(Stored dataset items)
____
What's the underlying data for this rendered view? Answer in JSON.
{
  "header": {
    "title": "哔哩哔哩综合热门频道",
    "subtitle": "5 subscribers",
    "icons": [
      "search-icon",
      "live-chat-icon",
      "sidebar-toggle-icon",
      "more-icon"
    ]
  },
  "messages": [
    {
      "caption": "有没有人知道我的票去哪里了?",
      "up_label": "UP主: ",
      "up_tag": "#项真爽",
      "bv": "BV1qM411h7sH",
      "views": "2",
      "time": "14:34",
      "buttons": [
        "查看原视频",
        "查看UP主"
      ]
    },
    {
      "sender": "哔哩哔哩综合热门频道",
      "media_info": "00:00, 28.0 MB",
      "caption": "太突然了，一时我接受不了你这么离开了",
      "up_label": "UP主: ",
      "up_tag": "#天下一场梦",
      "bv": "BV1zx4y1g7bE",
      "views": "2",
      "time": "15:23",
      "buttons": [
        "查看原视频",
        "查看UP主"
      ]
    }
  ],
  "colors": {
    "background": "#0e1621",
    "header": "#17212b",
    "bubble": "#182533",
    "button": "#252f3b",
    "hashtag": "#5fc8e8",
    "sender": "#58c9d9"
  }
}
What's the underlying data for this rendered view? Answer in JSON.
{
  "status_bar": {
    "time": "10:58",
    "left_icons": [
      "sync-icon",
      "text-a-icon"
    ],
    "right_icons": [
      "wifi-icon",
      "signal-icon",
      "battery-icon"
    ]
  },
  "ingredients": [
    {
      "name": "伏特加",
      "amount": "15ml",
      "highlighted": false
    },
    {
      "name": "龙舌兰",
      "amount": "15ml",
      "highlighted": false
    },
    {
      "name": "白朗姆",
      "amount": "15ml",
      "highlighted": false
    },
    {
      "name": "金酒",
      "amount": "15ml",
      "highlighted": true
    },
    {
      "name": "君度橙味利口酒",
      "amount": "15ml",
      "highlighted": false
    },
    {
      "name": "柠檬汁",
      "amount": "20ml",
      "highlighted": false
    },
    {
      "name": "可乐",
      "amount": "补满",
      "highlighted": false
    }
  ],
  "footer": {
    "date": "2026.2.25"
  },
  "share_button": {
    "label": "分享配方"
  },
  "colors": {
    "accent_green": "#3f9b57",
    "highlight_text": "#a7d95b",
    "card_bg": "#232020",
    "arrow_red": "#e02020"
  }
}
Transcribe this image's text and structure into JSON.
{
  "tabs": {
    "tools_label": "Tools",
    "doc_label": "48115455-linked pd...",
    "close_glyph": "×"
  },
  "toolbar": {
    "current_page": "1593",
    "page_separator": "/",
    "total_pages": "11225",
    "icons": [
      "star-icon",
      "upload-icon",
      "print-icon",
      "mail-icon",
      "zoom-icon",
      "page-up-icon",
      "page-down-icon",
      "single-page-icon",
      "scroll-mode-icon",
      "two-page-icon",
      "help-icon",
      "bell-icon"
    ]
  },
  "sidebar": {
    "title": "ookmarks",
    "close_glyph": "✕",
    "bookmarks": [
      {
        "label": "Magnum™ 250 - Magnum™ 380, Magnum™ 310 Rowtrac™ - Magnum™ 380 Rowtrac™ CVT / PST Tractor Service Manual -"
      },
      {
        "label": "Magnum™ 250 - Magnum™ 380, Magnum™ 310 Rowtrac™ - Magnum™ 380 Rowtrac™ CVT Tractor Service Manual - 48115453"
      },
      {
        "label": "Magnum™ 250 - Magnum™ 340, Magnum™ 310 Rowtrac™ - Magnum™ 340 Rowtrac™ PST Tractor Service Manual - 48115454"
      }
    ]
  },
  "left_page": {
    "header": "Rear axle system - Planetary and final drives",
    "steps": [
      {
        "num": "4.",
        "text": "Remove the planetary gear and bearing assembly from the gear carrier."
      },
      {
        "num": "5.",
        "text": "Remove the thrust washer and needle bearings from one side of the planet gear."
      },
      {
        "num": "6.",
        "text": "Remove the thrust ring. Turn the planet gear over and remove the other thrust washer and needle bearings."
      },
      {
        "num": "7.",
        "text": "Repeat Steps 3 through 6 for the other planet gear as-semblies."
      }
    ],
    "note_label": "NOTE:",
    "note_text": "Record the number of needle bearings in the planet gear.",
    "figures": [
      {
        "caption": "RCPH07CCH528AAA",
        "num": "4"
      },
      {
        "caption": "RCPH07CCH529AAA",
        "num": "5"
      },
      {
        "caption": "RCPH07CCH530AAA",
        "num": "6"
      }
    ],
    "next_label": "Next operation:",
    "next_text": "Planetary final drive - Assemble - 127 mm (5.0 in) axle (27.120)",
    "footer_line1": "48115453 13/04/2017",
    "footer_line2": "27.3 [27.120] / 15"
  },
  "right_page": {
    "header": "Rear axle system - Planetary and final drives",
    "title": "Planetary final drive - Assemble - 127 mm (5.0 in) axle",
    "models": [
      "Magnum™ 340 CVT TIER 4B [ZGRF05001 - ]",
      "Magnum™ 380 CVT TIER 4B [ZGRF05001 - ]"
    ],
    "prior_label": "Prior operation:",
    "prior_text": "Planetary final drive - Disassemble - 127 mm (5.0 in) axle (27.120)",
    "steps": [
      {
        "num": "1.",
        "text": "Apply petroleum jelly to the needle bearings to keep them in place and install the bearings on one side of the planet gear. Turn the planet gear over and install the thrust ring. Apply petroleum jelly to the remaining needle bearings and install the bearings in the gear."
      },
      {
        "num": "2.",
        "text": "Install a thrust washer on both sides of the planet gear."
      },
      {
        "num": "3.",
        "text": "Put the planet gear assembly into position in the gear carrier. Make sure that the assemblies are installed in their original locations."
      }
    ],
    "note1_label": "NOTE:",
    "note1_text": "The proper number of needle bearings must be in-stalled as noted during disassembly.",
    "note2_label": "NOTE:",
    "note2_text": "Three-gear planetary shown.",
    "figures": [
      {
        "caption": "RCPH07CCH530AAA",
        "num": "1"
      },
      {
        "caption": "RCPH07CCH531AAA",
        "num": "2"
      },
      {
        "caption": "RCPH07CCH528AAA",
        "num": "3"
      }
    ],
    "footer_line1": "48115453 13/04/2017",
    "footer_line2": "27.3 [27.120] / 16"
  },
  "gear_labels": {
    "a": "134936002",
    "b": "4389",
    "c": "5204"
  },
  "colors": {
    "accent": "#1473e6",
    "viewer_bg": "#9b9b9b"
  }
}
____
Print all of the data exactly as it was given.

What's the underlying data for this rendered view? Answer in JSON.
{
  "header": {
    "title": "哔哩哔哩综合热门频道",
    "subtitle": "5 subscribers",
    "icons": [
      "search-icon",
      "live-chat-icon",
      "sidebar-toggle-icon",
      "more-icon"
    ]
  },
  "messages": [
    {
      "caption": "有没有人知道我的票去哪里了?",
      "up_label": "UP主: ",
      "up_tag": "#项真爽",
      "bv": "BV1qM411h7sH",
      "views": "2",
      "time": "14:34",
      "buttons": [
        "查看原视频",
        "查看UP主"
      ]
    },
    {
      "sender": "哔哩哔哩综合热门频道",
      "media_info": "00:00, 28.0 MB",
      "caption": "太突然了，一时我接受不了你这么离开了",
      "up_label": "UP主: ",
      "up_tag": "#天下一场梦",
      "bv": "BV1zx4y1g7bE",
      "views": "2",
      "time": "15:23",
      "buttons": [
        "查看原视频",
        "查看UP主"
      ]
    }
  ],
  "colors": {
    "background": "#0e1621",
    "header": "#17212b",
    "bubble": "#182533",
    "button": "#252f3b",
    "hashtag": "#5fc8e8",
    "sender": "#58c9d9"
  }
}
What's the underlying data for this rendered view? Answer in JSON.
{
  "status_bar": {
    "time": "10:58",
    "left_icons": [
      "sync-icon",
      "text-a-icon"
    ],
    "right_icons": [
      "wifi-icon",
      "signal-icon",
      "battery-icon"
    ]
  },
  "ingredients": [
    {
      "name": "伏特加",
      "amount": "15ml",
      "highlighted": false
    },
    {
      "name": "龙舌兰",
      "amount": "15ml",
      "highlighted": false
    },
    {
      "name": "白朗姆",
      "amount": "15ml",
      "highlighted": false
    },
    {
      "name": "金酒",
      "amount": "15ml",
      "highlighted": true
    },
    {
      "name": "君度橙味利口酒",
      "amount": "15ml",
      "highlighted": false
    },
    {
      "name": "柠檬汁",
      "amount": "20ml",
      "highlighted": false
    },
    {
      "name": "可乐",
      "amount": "补满",
      "highlighted": false
    }
  ],
  "footer": {
    "date": "2026.2.25"
  },
  "share_button": {
    "label": "分享配方"
  },
  "colors": {
    "accent_green": "#3f9b57",
    "highlight_text": "#a7d95b",
    "card_bg": "#232020",
    "arrow_red": "#e02020"
  }
}
Transcribe this image's text and structure into JSON.
{
  "tabs": {
    "tools_label": "Tools",
    "doc_label": "48115455-linked pd...",
    "close_glyph": "×"
  },
  "toolbar": {
    "current_page": "1593",
    "page_separator": "/",
    "total_pages": "11225",
    "icons": [
      "star-icon",
      "upload-icon",
      "print-icon",
      "mail-icon",
      "zoom-icon",
      "page-up-icon",
      "page-down-icon",
      "single-page-icon",
      "scroll-mode-icon",
      "two-page-icon",
      "help-icon",
      "bell-icon"
    ]
  },
  "sidebar": {
    "title": "ookmarks",
    "close_glyph": "✕",
    "bookmarks": [
      {
        "label": "Magnum™ 250 - Magnum™ 380, Magnum™ 310 Rowtrac™ - Magnum™ 380 Rowtrac™ CVT / PST Tractor Service Manual -"
      },
      {
        "label": "Magnum™ 250 - Magnum™ 380, Magnum™ 310 Rowtrac™ - Magnum™ 380 Rowtrac™ CVT Tractor Service Manual - 48115453"
      },
      {
        "label": "Magnum™ 250 - Magnum™ 340, Magnum™ 310 Rowtrac™ - Magnum™ 340 Rowtrac™ PST Tractor Service Manual - 48115454"
      }
    ]
  },
  "left_page": {
    "header": "Rear axle system - Planetary and final drives",
    "steps": [
      {
        "num": "4.",
        "text": "Remove the planetary gear and bearing assembly from the gear carrier."
      },
      {
        "num": "5.",
        "text": "Remove the thrust washer and needle bearings from one side of the planet gear."
      },
      {
        "num": "6.",
        "text": "Remove the thrust ring. Turn the planet gear over and remove the other thrust washer and needle bearings."
      },
      {
        "num": "7.",
        "text": "Repeat Steps 3 through 6 for the other planet gear as-semblies."
      }
    ],
    "note_label": "NOTE:",
    "note_text": "Record the number of needle bearings in the planet gear.",
    "figures": [
      {
        "caption": "RCPH07CCH528AAA",
        "num": "4"
      },
      {
        "caption": "RCPH07CCH529AAA",
        "num": "5"
      },
      {
        "caption": "RCPH07CCH530AAA",
        "num": "6"
      }
    ],
    "next_label": "Next operation:",
    "next_text": "Planetary final drive - Assemble - 127 mm (5.0 in) axle (27.120)",
    "footer_line1": "48115453 13/04/2017",
    "footer_line2": "27.3 [27.120] / 15"
  },
  "right_page": {
    "header": "Rear axle system - Planetary and final drives",
    "title": "Planetary final drive - Assemble - 127 mm (5.0 in) axle",
    "models": [
      "Magnum™ 340 CVT TIER 4B [ZGRF05001 - ]",
      "Magnum™ 380 CVT TIER 4B [ZGRF05001 - ]"
    ],
    "prior_label": "Prior operation:",
    "prior_text": "Planetary final drive - Disassemble - 127 mm (5.0 in) axle (27.120)",
    "steps": [
      {
        "num": "1.",
        "text": "Apply petroleum jelly to the needle bearings to keep them in place and install the bearings on one side of the planet gear. Turn the planet gear over and install the thrust ring. Apply petroleum jelly to the remaining needle bearings and install the bearings in the gear."
      },
      {
        "num": "2.",
        "text": "Install a thrust washer on both sides of the planet gear."
      },
      {
        "num": "3.",
        "text": "Put the planet gear assembly into position in the gear carrier. Make sure that the assemblies are installed in their original locations."
      }
    ],
    "note1_label": "NOTE:",
    "note1_text": "The proper number of needle bearings must be in-stalled as noted during disassembly.",
    "note2_label": "NOTE:",
    "note2_text": "Three-gear planetary shown.",
    "figures": [
      {
        "caption": "RCPH07CCH530AAA",
        "num": "1"
      },
      {
        "caption": "RCPH07CCH531AAA",
        "num": "2"
      },
      {
        "caption": "RCPH07CCH528AAA",
        "num": "3"
      }
    ],
    "footer_line1": "48115453 13/04/2017",
    "footer_line2": "27.3 [27.120] / 16"
  },
  "gear_labels": {
    "a": "134936002",
    "b": "4389",
    "c": "5204"
  },
  "colors": {
    "accent": "#1473e6",
    "viewer_bg": "#9b9b9b"
  }
}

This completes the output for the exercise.